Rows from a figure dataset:
____________
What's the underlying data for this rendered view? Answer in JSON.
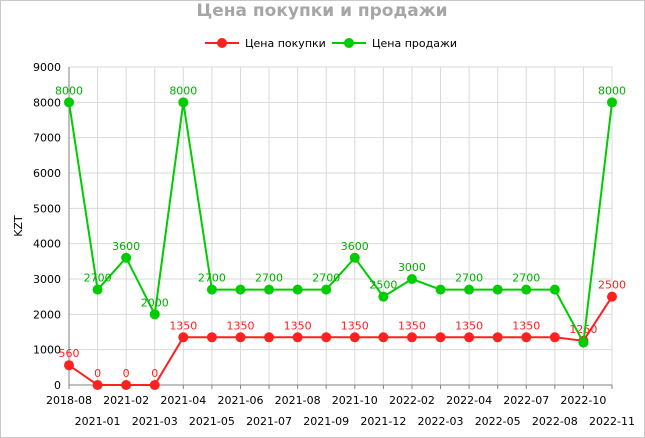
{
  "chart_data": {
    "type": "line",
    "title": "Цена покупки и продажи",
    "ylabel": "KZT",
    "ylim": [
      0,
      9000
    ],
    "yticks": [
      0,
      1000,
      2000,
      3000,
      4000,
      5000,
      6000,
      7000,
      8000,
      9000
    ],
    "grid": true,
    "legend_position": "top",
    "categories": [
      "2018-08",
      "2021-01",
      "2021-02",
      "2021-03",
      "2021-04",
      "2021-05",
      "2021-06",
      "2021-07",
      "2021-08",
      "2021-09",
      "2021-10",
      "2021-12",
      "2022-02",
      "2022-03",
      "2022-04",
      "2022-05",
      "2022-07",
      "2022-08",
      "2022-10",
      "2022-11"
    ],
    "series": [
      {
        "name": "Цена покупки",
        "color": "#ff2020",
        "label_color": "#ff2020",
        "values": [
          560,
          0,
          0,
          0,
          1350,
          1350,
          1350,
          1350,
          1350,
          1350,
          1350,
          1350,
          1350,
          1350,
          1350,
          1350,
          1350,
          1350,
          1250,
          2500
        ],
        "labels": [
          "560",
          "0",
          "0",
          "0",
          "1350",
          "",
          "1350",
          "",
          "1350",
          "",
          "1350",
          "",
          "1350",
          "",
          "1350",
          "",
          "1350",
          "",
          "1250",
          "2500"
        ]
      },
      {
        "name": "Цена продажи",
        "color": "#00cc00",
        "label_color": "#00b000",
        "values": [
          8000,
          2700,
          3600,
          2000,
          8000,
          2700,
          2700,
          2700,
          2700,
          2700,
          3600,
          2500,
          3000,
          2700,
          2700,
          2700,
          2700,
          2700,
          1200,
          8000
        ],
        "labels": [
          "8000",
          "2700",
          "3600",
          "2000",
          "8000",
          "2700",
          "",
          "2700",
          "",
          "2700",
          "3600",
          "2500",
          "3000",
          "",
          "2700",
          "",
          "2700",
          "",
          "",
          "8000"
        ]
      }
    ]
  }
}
____________
## [GIVEN EXERCISE]
Repeat all the records above exactly, leaving out any pictures.

## [FULL SOLUTION]
What's the underlying data for this rendered view? Answer in JSON.
{
  "chart_data": {
    "type": "line",
    "title": "Цена покупки и продажи",
    "ylabel": "KZT",
    "ylim": [
      0,
      9000
    ],
    "yticks": [
      0,
      1000,
      2000,
      3000,
      4000,
      5000,
      6000,
      7000,
      8000,
      9000
    ],
    "grid": true,
    "legend_position": "top",
    "categories": [
      "2018-08",
      "2021-01",
      "2021-02",
      "2021-03",
      "2021-04",
      "2021-05",
      "2021-06",
      "2021-07",
      "2021-08",
      "2021-09",
      "2021-10",
      "2021-12",
      "2022-02",
      "2022-03",
      "2022-04",
      "2022-05",
      "2022-07",
      "2022-08",
      "2022-10",
      "2022-11"
    ],
    "series": [
      {
        "name": "Цена покупки",
        "color": "#ff2020",
        "label_color": "#ff2020",
        "values": [
          560,
          0,
          0,
          0,
          1350,
          1350,
          1350,
          1350,
          1350,
          1350,
          1350,
          1350,
          1350,
          1350,
          1350,
          1350,
          1350,
          1350,
          1250,
          2500
        ],
        "labels": [
          "560",
          "0",
          "0",
          "0",
          "1350",
          "",
          "1350",
          "",
          "1350",
          "",
          "1350",
          "",
          "1350",
          "",
          "1350",
          "",
          "1350",
          "",
          "1250",
          "2500"
        ]
      },
      {
        "name": "Цена продажи",
        "color": "#00cc00",
        "label_color": "#00b000",
        "values": [
          8000,
          2700,
          3600,
          2000,
          8000,
          2700,
          2700,
          2700,
          2700,
          2700,
          3600,
          2500,
          3000,
          2700,
          2700,
          2700,
          2700,
          2700,
          1200,
          8000
        ],
        "labels": [
          "8000",
          "2700",
          "3600",
          "2000",
          "8000",
          "2700",
          "",
          "2700",
          "",
          "2700",
          "3600",
          "2500",
          "3000",
          "",
          "2700",
          "",
          "2700",
          "",
          "",
          "8000"
        ]
      }
    ]
  }
}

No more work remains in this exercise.